▶ _Set problem_
Which lines below hold the word "avatar"? Report each one.
◆ ◆ ◆
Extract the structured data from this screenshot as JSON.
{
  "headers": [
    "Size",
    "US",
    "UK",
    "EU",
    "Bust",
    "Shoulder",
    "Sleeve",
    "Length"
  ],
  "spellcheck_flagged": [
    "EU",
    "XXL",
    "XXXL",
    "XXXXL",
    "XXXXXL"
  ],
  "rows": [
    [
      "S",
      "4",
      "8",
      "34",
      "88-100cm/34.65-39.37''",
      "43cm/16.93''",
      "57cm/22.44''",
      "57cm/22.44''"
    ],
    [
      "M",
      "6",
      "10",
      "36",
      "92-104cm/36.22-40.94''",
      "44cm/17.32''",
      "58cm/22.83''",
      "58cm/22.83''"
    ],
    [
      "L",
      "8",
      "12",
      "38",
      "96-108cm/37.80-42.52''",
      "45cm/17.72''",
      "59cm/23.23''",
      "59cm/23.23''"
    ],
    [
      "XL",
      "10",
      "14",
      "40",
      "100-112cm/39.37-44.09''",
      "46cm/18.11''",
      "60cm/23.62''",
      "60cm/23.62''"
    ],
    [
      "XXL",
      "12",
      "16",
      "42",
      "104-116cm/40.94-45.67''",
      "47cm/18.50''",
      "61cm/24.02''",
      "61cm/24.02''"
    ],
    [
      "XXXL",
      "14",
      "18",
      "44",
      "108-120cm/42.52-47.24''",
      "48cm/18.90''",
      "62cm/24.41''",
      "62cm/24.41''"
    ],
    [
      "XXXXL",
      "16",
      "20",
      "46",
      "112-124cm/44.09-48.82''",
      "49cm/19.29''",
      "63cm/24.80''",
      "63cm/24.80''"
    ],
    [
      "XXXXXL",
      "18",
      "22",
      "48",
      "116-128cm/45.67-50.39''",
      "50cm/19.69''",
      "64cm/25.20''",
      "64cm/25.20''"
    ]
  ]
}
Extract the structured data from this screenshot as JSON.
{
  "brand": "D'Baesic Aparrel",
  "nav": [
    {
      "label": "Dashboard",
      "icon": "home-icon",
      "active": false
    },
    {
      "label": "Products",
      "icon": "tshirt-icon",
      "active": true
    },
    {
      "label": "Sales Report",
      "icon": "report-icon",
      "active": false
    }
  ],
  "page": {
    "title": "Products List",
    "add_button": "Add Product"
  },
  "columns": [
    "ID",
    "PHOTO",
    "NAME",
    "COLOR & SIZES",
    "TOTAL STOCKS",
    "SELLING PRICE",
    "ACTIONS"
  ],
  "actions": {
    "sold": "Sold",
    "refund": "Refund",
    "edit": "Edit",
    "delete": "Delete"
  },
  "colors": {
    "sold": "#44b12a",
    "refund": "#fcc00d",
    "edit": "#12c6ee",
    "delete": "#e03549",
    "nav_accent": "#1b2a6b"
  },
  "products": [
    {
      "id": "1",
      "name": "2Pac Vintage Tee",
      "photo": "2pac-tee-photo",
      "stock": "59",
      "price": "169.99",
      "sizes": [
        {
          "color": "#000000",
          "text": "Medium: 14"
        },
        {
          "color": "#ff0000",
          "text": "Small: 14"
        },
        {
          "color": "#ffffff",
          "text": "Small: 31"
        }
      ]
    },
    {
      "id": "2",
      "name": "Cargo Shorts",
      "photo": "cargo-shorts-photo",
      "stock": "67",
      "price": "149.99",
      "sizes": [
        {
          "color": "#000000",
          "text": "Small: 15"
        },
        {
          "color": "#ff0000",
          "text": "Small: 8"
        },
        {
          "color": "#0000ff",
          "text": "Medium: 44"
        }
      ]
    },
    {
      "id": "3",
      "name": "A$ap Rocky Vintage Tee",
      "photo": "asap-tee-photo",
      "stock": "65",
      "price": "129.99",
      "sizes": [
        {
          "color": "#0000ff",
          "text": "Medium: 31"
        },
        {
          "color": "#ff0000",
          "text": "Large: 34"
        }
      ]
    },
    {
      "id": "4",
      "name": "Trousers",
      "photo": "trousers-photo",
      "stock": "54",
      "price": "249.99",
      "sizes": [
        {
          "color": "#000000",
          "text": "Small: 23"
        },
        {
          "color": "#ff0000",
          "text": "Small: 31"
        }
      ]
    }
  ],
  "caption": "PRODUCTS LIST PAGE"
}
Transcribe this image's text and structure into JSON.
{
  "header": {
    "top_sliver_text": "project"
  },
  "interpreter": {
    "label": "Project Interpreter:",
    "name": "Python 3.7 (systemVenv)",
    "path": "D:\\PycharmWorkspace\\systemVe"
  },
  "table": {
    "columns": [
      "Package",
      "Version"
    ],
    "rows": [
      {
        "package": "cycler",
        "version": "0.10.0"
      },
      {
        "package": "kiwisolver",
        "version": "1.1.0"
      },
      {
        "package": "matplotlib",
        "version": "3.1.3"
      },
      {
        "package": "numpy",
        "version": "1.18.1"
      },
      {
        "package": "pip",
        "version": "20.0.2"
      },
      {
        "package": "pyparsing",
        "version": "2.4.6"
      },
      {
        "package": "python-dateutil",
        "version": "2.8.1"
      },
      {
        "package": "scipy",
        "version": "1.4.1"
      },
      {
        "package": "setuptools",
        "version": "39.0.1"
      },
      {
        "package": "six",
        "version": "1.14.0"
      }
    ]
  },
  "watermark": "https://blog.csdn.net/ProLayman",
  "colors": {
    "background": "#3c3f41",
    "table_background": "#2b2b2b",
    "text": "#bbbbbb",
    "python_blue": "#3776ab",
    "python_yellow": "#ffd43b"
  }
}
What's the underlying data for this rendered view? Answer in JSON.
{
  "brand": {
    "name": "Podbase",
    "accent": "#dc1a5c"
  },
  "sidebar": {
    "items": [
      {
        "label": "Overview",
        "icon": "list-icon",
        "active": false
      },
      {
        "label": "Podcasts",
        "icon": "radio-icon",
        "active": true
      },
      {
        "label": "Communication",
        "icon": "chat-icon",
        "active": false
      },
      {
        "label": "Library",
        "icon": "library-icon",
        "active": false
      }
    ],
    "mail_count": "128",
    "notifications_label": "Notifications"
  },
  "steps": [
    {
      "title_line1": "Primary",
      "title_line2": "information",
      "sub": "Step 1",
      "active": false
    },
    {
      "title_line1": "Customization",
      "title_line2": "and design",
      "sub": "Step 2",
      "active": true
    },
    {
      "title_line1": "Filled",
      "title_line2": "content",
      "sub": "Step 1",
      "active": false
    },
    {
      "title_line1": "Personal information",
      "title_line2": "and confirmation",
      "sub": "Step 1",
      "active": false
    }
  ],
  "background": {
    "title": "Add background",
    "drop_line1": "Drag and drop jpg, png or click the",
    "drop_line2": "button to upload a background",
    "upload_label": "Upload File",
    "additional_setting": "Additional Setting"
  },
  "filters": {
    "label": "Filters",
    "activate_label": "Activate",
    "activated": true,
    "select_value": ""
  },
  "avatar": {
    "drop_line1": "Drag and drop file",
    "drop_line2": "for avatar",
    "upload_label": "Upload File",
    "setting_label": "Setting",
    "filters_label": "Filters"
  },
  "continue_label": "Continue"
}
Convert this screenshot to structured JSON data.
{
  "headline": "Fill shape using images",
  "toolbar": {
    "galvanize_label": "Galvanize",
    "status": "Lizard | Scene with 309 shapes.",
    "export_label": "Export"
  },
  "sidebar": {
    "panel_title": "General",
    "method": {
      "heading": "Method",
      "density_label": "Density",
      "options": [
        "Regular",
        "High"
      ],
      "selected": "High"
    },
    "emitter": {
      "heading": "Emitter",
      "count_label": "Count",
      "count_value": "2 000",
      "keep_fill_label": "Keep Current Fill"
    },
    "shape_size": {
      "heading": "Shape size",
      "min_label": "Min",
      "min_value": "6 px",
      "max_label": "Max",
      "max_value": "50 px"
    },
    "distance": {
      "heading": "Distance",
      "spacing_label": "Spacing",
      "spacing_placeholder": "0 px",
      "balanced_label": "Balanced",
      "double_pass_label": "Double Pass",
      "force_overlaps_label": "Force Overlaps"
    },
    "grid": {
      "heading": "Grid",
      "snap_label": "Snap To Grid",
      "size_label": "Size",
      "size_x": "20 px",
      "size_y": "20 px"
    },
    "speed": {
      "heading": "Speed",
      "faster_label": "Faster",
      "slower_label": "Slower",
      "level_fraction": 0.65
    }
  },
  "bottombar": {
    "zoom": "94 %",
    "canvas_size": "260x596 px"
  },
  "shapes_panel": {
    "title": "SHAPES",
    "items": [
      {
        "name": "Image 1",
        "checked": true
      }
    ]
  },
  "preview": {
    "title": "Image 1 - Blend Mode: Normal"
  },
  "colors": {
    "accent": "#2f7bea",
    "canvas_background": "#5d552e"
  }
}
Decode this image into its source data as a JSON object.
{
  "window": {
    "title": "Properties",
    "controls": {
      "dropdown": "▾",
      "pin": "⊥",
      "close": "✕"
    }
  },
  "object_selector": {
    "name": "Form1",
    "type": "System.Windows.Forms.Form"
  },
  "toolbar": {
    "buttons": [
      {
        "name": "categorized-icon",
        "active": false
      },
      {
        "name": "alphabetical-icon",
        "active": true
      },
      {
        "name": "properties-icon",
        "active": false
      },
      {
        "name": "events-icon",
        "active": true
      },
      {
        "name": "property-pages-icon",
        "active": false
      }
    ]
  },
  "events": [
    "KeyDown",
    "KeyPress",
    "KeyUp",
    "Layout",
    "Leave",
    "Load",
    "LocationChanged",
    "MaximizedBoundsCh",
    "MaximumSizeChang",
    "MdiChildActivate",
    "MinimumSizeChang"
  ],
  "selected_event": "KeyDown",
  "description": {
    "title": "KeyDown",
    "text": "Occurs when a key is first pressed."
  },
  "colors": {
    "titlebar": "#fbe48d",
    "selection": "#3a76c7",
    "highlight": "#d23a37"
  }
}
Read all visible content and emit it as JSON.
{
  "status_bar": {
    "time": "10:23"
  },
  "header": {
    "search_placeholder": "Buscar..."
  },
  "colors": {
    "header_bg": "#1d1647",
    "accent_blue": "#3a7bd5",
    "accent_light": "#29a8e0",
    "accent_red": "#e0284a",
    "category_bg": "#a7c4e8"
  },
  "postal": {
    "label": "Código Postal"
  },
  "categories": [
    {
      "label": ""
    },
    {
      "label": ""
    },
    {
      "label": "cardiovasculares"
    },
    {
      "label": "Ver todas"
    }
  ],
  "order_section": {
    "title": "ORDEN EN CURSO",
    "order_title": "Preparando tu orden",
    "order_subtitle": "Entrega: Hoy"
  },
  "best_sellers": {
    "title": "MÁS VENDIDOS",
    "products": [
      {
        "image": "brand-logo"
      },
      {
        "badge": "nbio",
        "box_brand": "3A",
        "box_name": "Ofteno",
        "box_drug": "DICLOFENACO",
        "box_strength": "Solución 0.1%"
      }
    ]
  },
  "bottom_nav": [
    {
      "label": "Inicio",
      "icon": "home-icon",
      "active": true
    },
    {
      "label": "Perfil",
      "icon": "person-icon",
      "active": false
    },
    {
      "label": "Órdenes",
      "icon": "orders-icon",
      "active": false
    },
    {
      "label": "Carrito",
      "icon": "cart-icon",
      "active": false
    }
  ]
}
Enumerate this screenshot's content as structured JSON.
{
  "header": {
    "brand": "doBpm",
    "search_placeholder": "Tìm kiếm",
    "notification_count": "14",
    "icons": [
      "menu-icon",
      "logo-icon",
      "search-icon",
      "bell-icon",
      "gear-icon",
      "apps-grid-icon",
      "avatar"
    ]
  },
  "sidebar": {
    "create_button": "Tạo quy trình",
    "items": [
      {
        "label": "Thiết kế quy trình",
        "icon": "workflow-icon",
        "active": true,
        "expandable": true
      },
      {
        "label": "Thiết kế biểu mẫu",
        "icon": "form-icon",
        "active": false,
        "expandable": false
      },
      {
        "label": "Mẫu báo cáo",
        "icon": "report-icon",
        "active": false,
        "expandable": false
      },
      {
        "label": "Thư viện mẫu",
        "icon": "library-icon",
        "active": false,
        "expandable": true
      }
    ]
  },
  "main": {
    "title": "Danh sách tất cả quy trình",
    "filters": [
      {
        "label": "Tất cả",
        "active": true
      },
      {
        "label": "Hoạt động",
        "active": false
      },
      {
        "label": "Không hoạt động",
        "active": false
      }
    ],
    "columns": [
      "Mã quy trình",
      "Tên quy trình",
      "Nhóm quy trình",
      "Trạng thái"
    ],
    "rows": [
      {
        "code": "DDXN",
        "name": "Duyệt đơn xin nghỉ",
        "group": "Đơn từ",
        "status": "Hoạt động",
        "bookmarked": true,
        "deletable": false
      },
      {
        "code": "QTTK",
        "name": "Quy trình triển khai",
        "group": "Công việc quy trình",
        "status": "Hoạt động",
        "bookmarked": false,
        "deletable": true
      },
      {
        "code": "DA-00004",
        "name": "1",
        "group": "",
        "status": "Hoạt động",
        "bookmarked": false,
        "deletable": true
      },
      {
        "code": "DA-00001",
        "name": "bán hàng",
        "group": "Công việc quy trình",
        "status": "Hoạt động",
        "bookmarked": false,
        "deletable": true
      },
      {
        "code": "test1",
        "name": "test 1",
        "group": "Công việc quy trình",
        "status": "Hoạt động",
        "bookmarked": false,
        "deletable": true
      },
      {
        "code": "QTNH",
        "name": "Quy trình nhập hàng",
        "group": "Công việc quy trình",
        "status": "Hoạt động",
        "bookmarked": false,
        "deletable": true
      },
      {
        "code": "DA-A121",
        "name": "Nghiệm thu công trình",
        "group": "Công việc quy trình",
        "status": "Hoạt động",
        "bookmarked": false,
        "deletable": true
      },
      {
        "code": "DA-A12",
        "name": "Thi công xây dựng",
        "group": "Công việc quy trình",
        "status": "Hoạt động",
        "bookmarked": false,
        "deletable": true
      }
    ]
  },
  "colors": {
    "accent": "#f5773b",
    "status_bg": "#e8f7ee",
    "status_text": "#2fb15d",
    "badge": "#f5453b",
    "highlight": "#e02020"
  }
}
◆ ◆ ◆
▶ _Task solution_
  "avatar": {
    "drop_line2": "for avatar",
      "avatar"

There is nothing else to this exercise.